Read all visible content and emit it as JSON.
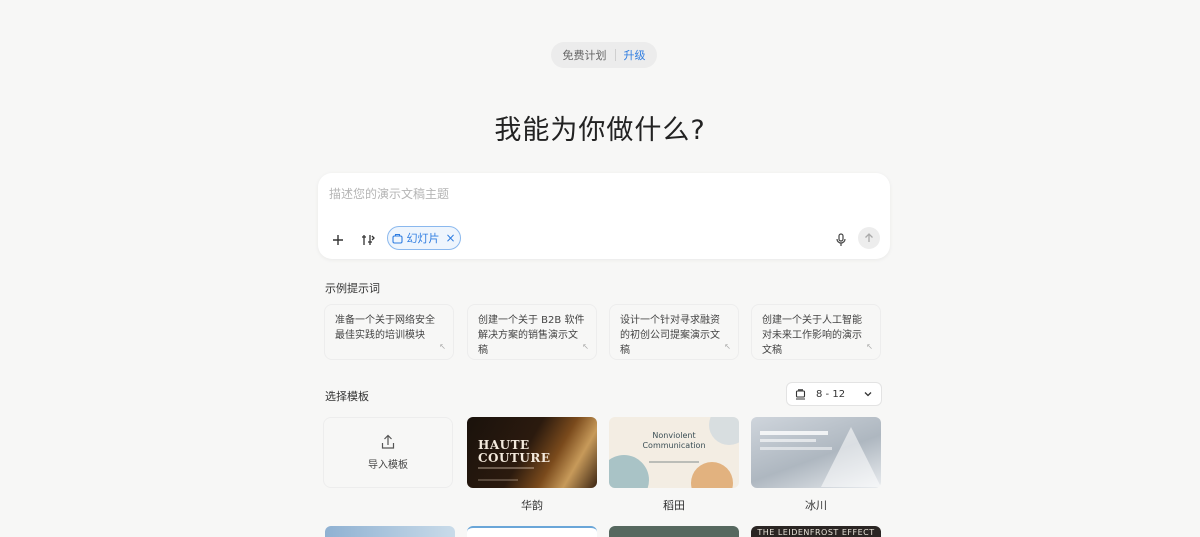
{
  "plan": {
    "free_label": "免费计划",
    "upgrade_label": "升级"
  },
  "headline": "我能为你做什么?",
  "composer": {
    "placeholder": "描述您的演示文稿主题",
    "chip_label": "幻灯片",
    "chip_close": "×"
  },
  "examples": {
    "title": "示例提示词",
    "items": [
      "准备一个关于网络安全最佳实践的培训模块",
      "创建一个关于 B2B 软件解决方案的销售演示文稿",
      "设计一个针对寻求融资的初创公司提案演示文稿",
      "创建一个关于人工智能对未来工作影响的演示文稿"
    ]
  },
  "templates": {
    "title": "选择模板",
    "size_value": "8 - 12",
    "import_label": "导入模板",
    "items": [
      {
        "name": "华韵",
        "slide_text_1": "HAUTE",
        "slide_text_2": "COUTURE"
      },
      {
        "name": "稻田",
        "slide_text_1": "Nonviolent",
        "slide_text_2": "Communication"
      },
      {
        "name": "冰川"
      }
    ],
    "row2_label_4": "THE LEIDENFROST EFFECT"
  },
  "colors": {
    "accent": "#2f7de1",
    "background": "#f7f7f6"
  }
}
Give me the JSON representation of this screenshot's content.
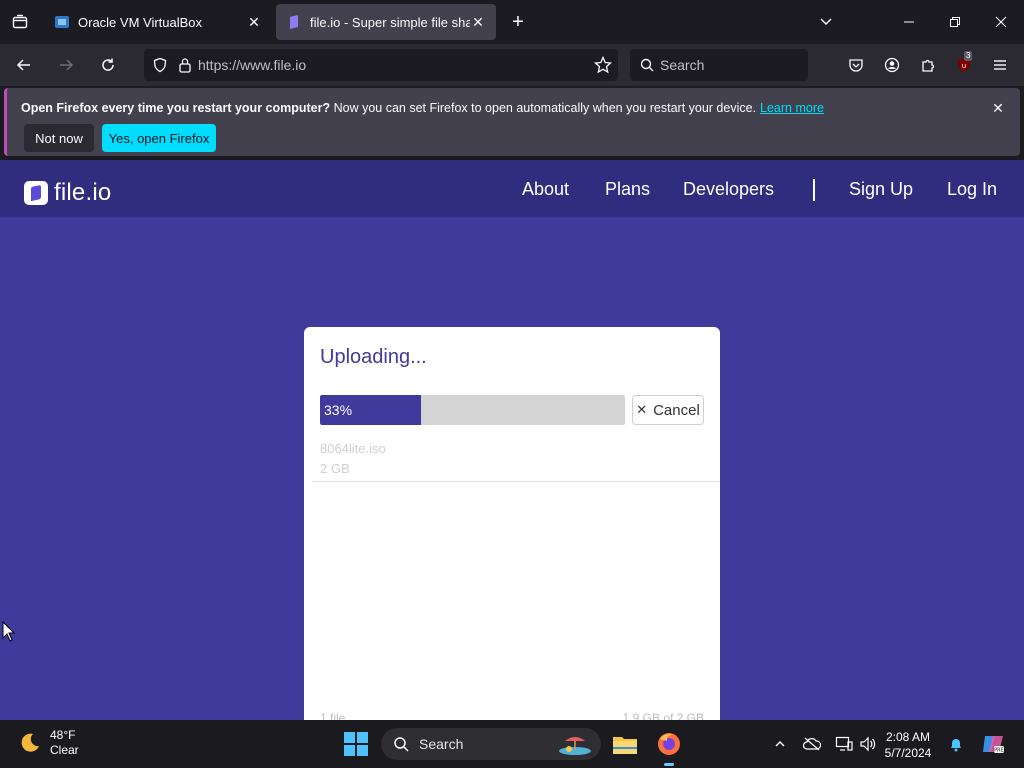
{
  "browser": {
    "tabs": [
      {
        "title": "Oracle VM VirtualBox",
        "active": false
      },
      {
        "title": "file.io - Super simple file sharing",
        "active": true
      }
    ],
    "url": "https://www.file.io",
    "search_placeholder": "Search",
    "extension_badge": "3"
  },
  "notification": {
    "bold": "Open Firefox every time you restart your computer?",
    "text": " Now you can set Firefox to open automatically when you restart your device.",
    "learn_more": "Learn more",
    "not_now": "Not now",
    "yes": "Yes, open Firefox"
  },
  "site": {
    "logo": "file.io",
    "nav": [
      "About",
      "Plans",
      "Developers",
      "Sign Up",
      "Log In"
    ]
  },
  "upload": {
    "title": "Uploading...",
    "progress": 33,
    "progress_label": "33%",
    "cancel": "Cancel",
    "file_name": "8064lite.iso",
    "file_size": "2 GB",
    "footer_left": "1 file",
    "footer_right": "1.9 GB of 2 GB"
  },
  "taskbar": {
    "weather_temp": "48°F",
    "weather_cond": "Clear",
    "search": "Search",
    "time": "2:08 AM",
    "date": "5/7/2024"
  },
  "colors": {
    "page_bg": "#3f3a9c",
    "header_bg": "#302c7e",
    "progress_fill": "#3f3a9c",
    "accent_button": "#00ddff"
  }
}
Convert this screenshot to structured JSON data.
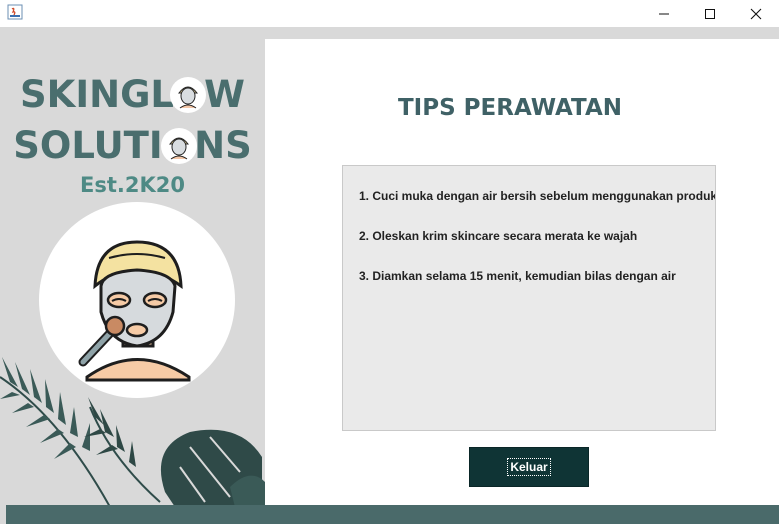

━━━━━━━━━━━━━━━━

[EXERCISE GOAL]:
Print out the lines exactly, skipping any picture.

[ANSWER TO THE EXERCISE]:
Read all visible content and emit it as JSON.
{
  "plan": {
    "free_label": "免费计划",
    "upgrade_label": "升级"
  },
  "headline": "我能为你做什么?",
  "composer": {
    "placeholder": "描述您的演示文稿主题",
    "chip_label": "幻灯片",
    "chip_close": "×"
  },
  "examples": {
    "title": "示例提示词",
    "items": [
      "准备一个关于网络安全最佳实践的培训模块",
      "创建一个关于 B2B 软件解决方案的销售演示文稿",
      "设计一个针对寻求融资的初创公司提案演示文稿",
      "创建一个关于人工智能对未来工作影响的演示文稿"
    ]
  },
  "templates": {
    "title": "选择模板",
    "size_value": "8 - 12",
    "import_label": "导入模板",
    "items": [
      {
        "name": "华韵",
        "slide_text_1": "HAUTE",
        "slide_text_2": "COUTURE"
      },
      {
        "name": "稻田",
        "slide_text_1": "Nonviolent",
        "slide_text_2": "Communication"
      },
      {
        "name": "冰川"
      }
    ],
    "row2_label_4": "THE LEIDENFROST EFFECT"
  },
  "colors": {
    "accent": "#2f7de1",
    "background": "#f7f7f6"
  }
}
Give me the JSON representation of this screenshot's content.
{
  "browser": {
    "tabs": [
      {
        "title": "Oracle VM VirtualBox",
        "active": false
      },
      {
        "title": "file.io - Super simple file sharing",
        "active": true
      }
    ],
    "url": "https://www.file.io",
    "search_placeholder": "Search",
    "extension_badge": "3"
  },
  "notification": {
    "bold": "Open Firefox every time you restart your computer?",
    "text": " Now you can set Firefox to open automatically when you restart your device.",
    "learn_more": "Learn more",
    "not_now": "Not now",
    "yes": "Yes, open Firefox"
  },
  "site": {
    "logo": "file.io",
    "nav": [
      "About",
      "Plans",
      "Developers",
      "Sign Up",
      "Log In"
    ]
  },
  "upload": {
    "title": "Uploading...",
    "progress": 33,
    "progress_label": "33%",
    "cancel": "Cancel",
    "file_name": "8064lite.iso",
    "file_size": "2 GB",
    "footer_left": "1 file",
    "footer_right": "1.9 GB of 2 GB"
  },
  "taskbar": {
    "weather_temp": "48°F",
    "weather_cond": "Clear",
    "search": "Search",
    "time": "2:08 AM",
    "date": "5/7/2024"
  },
  "colors": {
    "page_bg": "#3f3a9c",
    "header_bg": "#302c7e",
    "progress_fill": "#3f3a9c",
    "accent_button": "#00ddff"
  }
}
Convert this screenshot to structured JSON data.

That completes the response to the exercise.